— start Page text —

While I wholeheartedly support the "spirit" of this campaign ~ I don't understand the point of adding my name to a website?? What exactly happens with the signatures?

I am also curious if complaints made to the Chamber of Commerce that he is a member of would help bring pressure as well.


----------



## lovemybaby (Jun 29, 2003)

To fishface: I'd like to know what other stores sell these child-beating items. I've heard that some gift shops or souvenir shops sell them in the Ozark area. I don't have any names of places though. But if you see them in a store that would be great if you'd complain!

To 2shy2post: The point of adding names to the petition on the Boycott Blair Cedar site is to have lots of names. Blair Cedar is aware of this new website. If they see that more and more people are deciding to boycott them they will presumably be more willing to drop these offensive items. That's the point of a boycott.

I doubt complaining to the Chamber of Commerce will do anything, unless you also cc Blair Cedar. Then the embarrassment factor may kick in. The Chamber has already said it can't do anything. But go ahead and complain to whoever you think might help. It may make a difference.

For instance, you could write a Letter to the Editor of the local newspaper, the Lake Sun Leader: [email protected] Keeping it short, such as a couple paragraphs or under 300 words will help it get published. Tell them how disgusted you are with the local business, Blair Cedar, for making these child-beating devices. If published, your letter would alert more people to the problem, and hopefully also put more pressure on Blair Cedar to stop making these devices.


----------

— end Page text —
— start Dataset excerpts —

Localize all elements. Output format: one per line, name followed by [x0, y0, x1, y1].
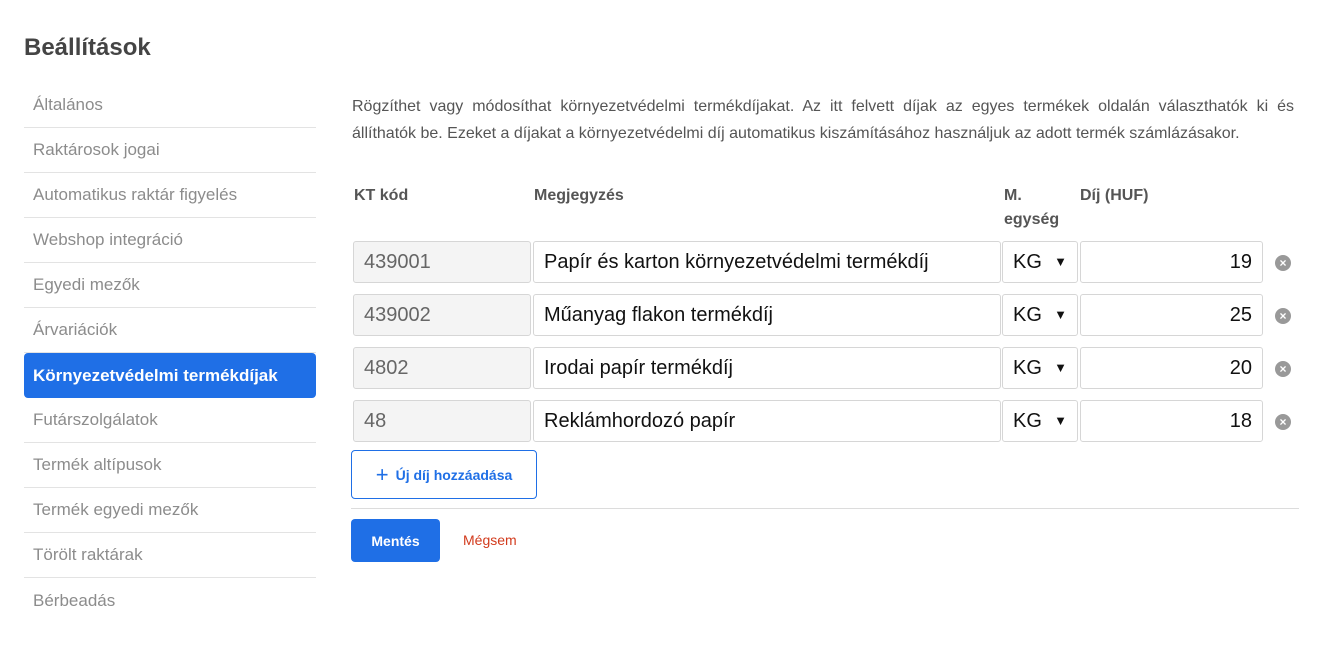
- sidebar-item-general[interactable]: Általános: [24, 83, 316, 128]
- unit-select-value: KG: [1013, 303, 1042, 326]
- fee-field[interactable]: 18: [1080, 400, 1263, 442]
- column-header-unit-line1: M.: [1004, 187, 1022, 204]
- divider: [351, 508, 1299, 509]
- sidebar-item-warehouse-permissions[interactable]: Raktárosok jogai: [24, 128, 316, 173]
- sidebar-item-rental[interactable]: Bérbeadás: [24, 578, 316, 623]
- unit-select[interactable]: KG ▼: [1002, 400, 1078, 442]
- unit-select[interactable]: KG ▼: [1002, 241, 1078, 283]
- unit-select-value: KG: [1013, 250, 1042, 273]
- fee-row: 439002 Műanyag flakon termékdíj KG ▼ 25 …: [353, 294, 1303, 336]
- note-field[interactable]: Műanyag flakon termékdíj: [533, 294, 1001, 336]
- sidebar-item-webshop-integration[interactable]: Webshop integráció: [24, 218, 316, 263]
- unit-select-value: KG: [1013, 356, 1042, 379]
- code-field[interactable]: 48: [353, 400, 531, 442]
- section-description: Rögzíthet vagy módosíthat környezetvédel…: [352, 98, 1294, 142]
- column-header-note: Megjegyzés: [534, 187, 624, 204]
- column-header-code: KT kód: [354, 187, 409, 204]
- sidebar-item-custom-fields[interactable]: Egyedi mezők: [24, 263, 316, 308]
- cancel-link[interactable]: Mégsem: [463, 532, 517, 548]
- caret-down-icon: ▼: [1054, 254, 1067, 269]
- caret-down-icon: ▼: [1054, 307, 1067, 322]
- sidebar-item-environmental-fees[interactable]: Környezetvédelmi termékdíjak: [24, 353, 316, 398]
- note-field[interactable]: Papír és karton környezetvédelmi termékd…: [533, 241, 1001, 283]
- remove-circle-icon[interactable]: ×: [1275, 255, 1291, 271]
- page-title: Beállítások: [24, 34, 151, 61]
- note-field[interactable]: Irodai papír termékdíj: [533, 347, 1001, 389]
- caret-down-icon: ▼: [1054, 413, 1067, 428]
- unit-select[interactable]: KG ▼: [1002, 294, 1078, 336]
- add-fee-button-label: Új díj hozzáadása: [395, 466, 513, 483]
- note-field[interactable]: Reklámhordozó papír: [533, 400, 1001, 442]
- fee-row: 48 Reklámhordozó papír KG ▼ 18 ×: [353, 400, 1303, 442]
- sidebar-item-product-subtypes[interactable]: Termék altípusok: [24, 443, 316, 488]
- code-field[interactable]: 439001: [353, 241, 531, 283]
- sidebar-item-price-variations[interactable]: Árvariációk: [24, 308, 316, 353]
- remove-circle-icon[interactable]: ×: [1275, 414, 1291, 430]
- fee-field[interactable]: 20: [1080, 347, 1263, 389]
- settings-sidebar: Általános Raktárosok jogai Automatikus r…: [24, 83, 316, 623]
- sidebar-item-deleted-warehouses[interactable]: Törölt raktárak: [24, 533, 316, 578]
- fee-field[interactable]: 19: [1080, 241, 1263, 283]
- sidebar-item-product-custom-fields[interactable]: Termék egyedi mezők: [24, 488, 316, 533]
- remove-circle-icon[interactable]: ×: [1275, 308, 1291, 324]
- fee-field[interactable]: 25: [1080, 294, 1263, 336]
- caret-down-icon: ▼: [1054, 360, 1067, 375]
- unit-select-value: KG: [1013, 409, 1042, 432]
- sidebar-item-auto-stock-monitoring[interactable]: Automatikus raktár figyelés: [24, 173, 316, 218]
- column-header-unit-line2: egység: [1004, 211, 1060, 228]
- unit-select[interactable]: KG ▼: [1002, 347, 1078, 389]
- add-fee-button[interactable]: + Új díj hozzáadása: [351, 450, 537, 499]
- save-button[interactable]: Mentés: [351, 519, 440, 562]
- fee-row: 439001 Papír és karton környezetvédelmi …: [353, 241, 1303, 283]
- plus-icon: +: [375, 461, 389, 487]
- column-header-fee: Díj (HUF): [1080, 187, 1149, 204]
- remove-circle-icon[interactable]: ×: [1275, 361, 1291, 377]
- sidebar-item-couriers[interactable]: Futárszolgálatok: [24, 398, 316, 443]
- code-field[interactable]: 439002: [353, 294, 531, 336]
- code-field[interactable]: 4802: [353, 347, 531, 389]
- fee-row: 4802 Irodai papír termékdíj KG ▼ 20 ×: [353, 347, 1303, 389]
- column-header-unit: M. egység: [1004, 184, 1059, 232]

— end Dataset excerpts —

* **Task requirements**:
Translate this sentence from the forum thread on the Blair Cedar boycott into Spanish: "If they see that more and more people are deciding to boycott them they will presumably be more willing to drop these offensive items."

* **The answer**:
Si ven que cada vez más personas deciden boicotearlos, presumiblemente estarán más dispuestos a dejar de vender estos artículos ofensivos.